= Your instructions =
Scan the data below and pick out the lines containing the word "dụng".

= Given data =
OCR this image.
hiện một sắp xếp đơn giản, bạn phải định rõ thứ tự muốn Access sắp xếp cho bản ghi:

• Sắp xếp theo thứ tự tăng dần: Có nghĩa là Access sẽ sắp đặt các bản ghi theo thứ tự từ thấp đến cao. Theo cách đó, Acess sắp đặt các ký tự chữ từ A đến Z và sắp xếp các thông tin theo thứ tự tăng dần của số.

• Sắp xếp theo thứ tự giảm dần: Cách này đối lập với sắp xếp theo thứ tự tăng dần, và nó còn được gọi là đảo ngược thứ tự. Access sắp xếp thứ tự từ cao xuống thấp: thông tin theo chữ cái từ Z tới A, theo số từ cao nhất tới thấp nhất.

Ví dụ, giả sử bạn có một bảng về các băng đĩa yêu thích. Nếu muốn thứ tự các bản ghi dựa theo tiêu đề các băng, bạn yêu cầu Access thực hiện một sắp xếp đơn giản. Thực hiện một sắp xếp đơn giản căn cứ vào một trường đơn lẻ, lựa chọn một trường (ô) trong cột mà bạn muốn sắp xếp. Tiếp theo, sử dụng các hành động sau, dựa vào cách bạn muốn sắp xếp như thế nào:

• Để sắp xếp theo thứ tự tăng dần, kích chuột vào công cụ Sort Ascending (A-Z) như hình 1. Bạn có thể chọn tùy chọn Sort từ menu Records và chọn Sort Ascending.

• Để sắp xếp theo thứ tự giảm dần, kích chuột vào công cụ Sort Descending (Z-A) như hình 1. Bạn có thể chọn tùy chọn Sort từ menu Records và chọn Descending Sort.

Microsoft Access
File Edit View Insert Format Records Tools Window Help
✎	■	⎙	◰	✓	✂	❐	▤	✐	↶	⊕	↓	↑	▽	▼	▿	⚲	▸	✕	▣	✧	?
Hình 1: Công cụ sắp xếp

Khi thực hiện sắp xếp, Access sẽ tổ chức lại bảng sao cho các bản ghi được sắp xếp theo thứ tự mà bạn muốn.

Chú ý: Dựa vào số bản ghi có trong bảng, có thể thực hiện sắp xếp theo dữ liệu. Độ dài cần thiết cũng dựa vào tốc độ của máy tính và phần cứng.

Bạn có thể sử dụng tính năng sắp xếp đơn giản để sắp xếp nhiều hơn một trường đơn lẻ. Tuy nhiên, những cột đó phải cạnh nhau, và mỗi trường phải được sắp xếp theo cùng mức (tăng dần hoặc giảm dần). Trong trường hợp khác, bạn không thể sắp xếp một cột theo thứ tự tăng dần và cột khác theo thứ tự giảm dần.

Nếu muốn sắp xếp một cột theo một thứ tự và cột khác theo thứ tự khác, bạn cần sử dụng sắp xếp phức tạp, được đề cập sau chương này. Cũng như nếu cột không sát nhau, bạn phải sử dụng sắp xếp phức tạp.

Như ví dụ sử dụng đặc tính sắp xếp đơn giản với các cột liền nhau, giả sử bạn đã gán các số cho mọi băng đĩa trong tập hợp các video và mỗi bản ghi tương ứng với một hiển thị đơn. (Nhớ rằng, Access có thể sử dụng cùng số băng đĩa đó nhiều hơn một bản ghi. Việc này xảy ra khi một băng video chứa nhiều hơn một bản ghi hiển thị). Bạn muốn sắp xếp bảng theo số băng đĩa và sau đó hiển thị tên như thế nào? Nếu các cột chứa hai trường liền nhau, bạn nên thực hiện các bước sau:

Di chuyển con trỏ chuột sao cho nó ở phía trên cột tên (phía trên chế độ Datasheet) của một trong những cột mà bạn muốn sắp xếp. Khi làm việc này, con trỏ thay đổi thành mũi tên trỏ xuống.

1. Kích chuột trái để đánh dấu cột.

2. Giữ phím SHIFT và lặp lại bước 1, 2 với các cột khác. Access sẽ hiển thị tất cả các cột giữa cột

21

= Task response =
Ví dụ, giả sử bạn có một bảng về các băng đĩa yêu thích. Nếu muốn thứ tự các bản ghi dựa theo tiêu đề các băng, bạn yêu cầu Access thực hiện một sắp xếp đơn giản. Thực hiện một sắp xếp đơn giản căn cứ vào một trường đơn lẻ, lựa chọn một trường (ô) trong cột mà bạn muốn sắp xếp. Tiếp theo, sử dụng các hành động sau, dựa vào cách bạn muốn sắp xếp như thế nào:
Bạn có thể sử dụng tính năng sắp xếp đơn giản để sắp xếp nhiều hơn một trường đơn lẻ. Tuy nhiên, những cột đó phải cạnh nhau, và mỗi trường phải được sắp xếp theo cùng mức (tăng dần hoặc giảm dần). Trong trường hợp khác, bạn không thể sắp xếp một cột theo thứ tự tăng dần và cột khác theo thứ tự giảm dần.
Nếu muốn sắp xếp một cột theo một thứ tự và cột khác theo thứ tự khác, bạn cần sử dụng sắp xếp phức tạp, được đề cập sau chương này. Cũng như nếu cột không sát nhau, bạn phải sử dụng sắp xếp phức tạp.
Như ví dụ sử dụng đặc tính sắp xếp đơn giản với các cột liền nhau, giả sử bạn đã gán các số cho mọi băng đĩa trong tập hợp các video và mỗi bản ghi tương ứng với một hiển thị đơn. (Nhớ rằng, Access có thể sử dụng cùng số băng đĩa đó nhiều hơn một bản ghi. Việc này xảy ra khi một băng video chứa nhiều hơn một bản ghi hiển thị). Bạn muốn sắp xếp bảng theo số băng đĩa và sau đó hiển thị tên như thế nào? Nếu các cột chứa hai trường liền nhau, bạn nên thực hiện các bước sau:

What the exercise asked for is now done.